ENTRIES SUPPLIED:
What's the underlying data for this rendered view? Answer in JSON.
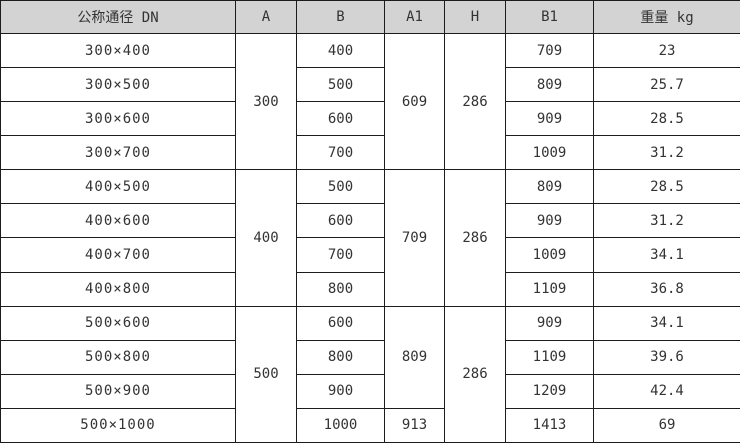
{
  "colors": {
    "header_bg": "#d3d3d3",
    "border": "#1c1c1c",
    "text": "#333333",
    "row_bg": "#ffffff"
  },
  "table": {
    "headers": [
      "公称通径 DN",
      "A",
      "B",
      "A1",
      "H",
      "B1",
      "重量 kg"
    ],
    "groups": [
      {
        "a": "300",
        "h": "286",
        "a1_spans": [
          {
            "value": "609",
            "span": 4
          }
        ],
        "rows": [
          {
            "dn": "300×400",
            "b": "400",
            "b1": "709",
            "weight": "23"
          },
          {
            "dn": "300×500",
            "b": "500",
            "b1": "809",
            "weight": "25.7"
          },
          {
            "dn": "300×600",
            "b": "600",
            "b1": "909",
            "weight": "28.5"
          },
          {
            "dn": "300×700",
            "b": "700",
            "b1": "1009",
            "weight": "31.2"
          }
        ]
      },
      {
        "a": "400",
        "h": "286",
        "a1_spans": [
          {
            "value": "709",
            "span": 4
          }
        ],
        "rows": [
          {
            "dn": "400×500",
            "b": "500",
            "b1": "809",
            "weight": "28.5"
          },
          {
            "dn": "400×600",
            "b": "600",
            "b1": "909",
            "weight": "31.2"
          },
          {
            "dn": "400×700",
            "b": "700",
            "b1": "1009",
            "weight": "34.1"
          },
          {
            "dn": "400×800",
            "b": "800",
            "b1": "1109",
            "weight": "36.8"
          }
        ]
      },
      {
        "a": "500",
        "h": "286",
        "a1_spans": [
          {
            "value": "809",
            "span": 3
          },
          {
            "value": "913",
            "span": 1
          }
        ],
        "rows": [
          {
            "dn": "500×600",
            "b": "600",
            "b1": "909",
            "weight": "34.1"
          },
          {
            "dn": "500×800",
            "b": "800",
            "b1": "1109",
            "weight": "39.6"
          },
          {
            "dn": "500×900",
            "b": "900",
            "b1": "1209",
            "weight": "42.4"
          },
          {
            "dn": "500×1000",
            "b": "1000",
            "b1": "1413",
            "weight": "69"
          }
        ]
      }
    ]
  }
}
* * *
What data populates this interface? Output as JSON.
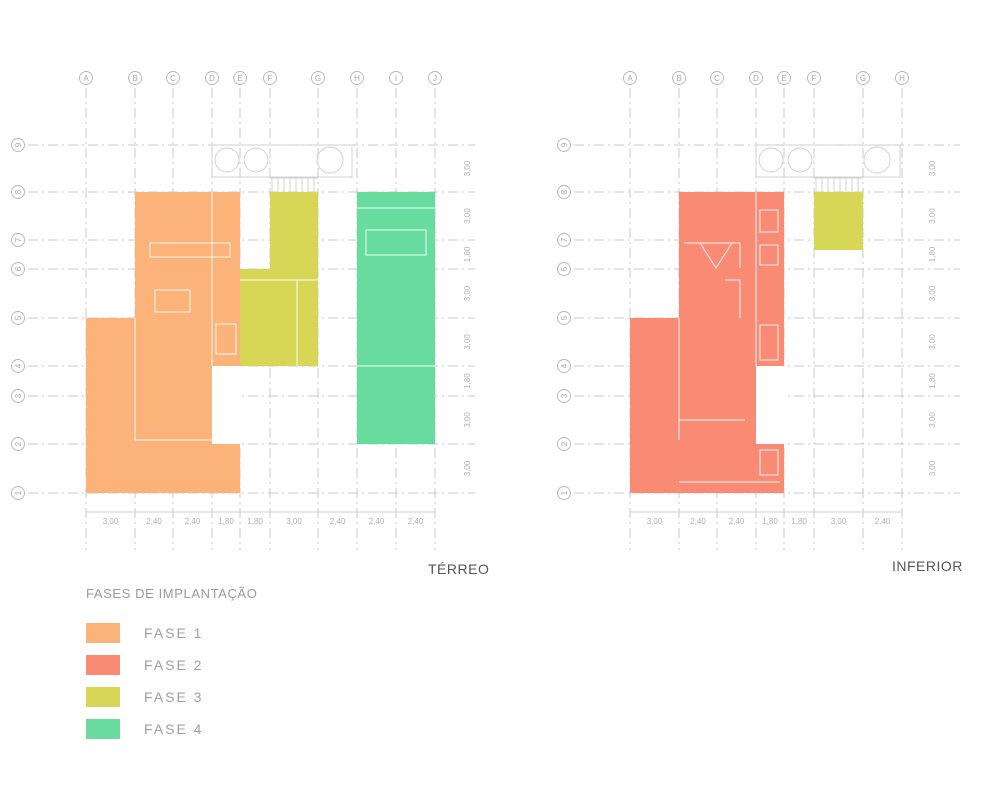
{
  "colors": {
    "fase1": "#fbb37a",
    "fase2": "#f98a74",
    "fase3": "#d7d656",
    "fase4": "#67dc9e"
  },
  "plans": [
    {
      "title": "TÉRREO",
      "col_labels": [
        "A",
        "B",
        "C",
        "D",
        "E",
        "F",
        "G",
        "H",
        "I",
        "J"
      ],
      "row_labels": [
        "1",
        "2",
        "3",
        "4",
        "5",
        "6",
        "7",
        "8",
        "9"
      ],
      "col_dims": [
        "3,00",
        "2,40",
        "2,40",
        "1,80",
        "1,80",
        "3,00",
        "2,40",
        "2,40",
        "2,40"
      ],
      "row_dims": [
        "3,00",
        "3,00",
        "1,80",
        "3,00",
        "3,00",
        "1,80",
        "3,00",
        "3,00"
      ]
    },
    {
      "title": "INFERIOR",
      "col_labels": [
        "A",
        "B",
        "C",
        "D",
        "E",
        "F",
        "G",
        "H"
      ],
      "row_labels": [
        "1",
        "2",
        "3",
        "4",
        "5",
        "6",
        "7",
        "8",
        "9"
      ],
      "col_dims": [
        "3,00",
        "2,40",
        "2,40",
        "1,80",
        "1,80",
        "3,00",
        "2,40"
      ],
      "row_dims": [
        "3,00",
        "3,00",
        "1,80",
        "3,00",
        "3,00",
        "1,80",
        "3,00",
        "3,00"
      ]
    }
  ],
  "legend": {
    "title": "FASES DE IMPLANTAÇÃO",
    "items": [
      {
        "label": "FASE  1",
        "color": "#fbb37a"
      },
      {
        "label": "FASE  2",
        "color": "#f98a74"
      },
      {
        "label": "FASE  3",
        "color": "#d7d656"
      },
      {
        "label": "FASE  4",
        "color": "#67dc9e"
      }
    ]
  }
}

TO BE DONE: Within the data above, pick out all lines holding the word "title".

COMPLETE ANSWER:
      "title": "TÉRREO",
      "title": "INFERIOR",
    "title": "FASES DE IMPLANTAÇÃO",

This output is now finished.